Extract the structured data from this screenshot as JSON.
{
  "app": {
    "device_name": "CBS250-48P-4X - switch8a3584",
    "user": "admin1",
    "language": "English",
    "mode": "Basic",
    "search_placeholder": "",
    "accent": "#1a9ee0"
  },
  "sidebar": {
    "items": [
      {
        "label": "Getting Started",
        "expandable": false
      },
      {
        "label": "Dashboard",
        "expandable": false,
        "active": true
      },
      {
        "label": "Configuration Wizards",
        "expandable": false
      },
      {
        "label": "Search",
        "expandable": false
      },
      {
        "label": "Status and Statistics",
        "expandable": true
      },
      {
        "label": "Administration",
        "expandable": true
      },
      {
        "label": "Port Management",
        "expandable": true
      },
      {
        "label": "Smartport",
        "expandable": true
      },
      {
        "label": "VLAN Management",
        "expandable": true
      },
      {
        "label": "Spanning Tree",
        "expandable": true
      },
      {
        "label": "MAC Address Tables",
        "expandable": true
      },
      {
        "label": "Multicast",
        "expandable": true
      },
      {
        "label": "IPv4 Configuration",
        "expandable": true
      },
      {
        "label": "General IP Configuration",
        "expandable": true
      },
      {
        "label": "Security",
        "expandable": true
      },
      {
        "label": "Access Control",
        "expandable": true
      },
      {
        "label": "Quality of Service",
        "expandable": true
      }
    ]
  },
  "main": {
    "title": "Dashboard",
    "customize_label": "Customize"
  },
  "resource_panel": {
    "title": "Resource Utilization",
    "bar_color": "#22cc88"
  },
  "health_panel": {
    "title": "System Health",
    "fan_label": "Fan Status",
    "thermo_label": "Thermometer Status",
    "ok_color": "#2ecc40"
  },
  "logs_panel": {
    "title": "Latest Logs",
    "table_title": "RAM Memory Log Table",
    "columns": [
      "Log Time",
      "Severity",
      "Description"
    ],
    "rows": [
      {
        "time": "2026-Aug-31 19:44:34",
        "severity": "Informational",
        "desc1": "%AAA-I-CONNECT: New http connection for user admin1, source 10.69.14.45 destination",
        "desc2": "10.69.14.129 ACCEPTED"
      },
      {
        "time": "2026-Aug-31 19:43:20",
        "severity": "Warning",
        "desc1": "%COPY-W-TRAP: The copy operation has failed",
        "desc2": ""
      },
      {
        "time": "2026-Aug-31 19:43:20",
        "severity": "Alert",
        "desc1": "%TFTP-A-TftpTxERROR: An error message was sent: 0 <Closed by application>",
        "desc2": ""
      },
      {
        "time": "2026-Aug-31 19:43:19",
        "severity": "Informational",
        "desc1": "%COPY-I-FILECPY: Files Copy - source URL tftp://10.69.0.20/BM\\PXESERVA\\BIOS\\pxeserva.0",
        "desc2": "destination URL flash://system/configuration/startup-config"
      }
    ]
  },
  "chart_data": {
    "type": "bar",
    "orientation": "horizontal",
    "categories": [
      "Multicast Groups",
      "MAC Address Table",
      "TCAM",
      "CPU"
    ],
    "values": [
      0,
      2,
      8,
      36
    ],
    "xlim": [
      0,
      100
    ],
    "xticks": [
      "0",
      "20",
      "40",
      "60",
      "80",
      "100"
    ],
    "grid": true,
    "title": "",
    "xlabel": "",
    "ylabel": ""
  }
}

**Task:**
Return solely the number of lines in the data that include the word "COPY".

**Answer for the task:**
2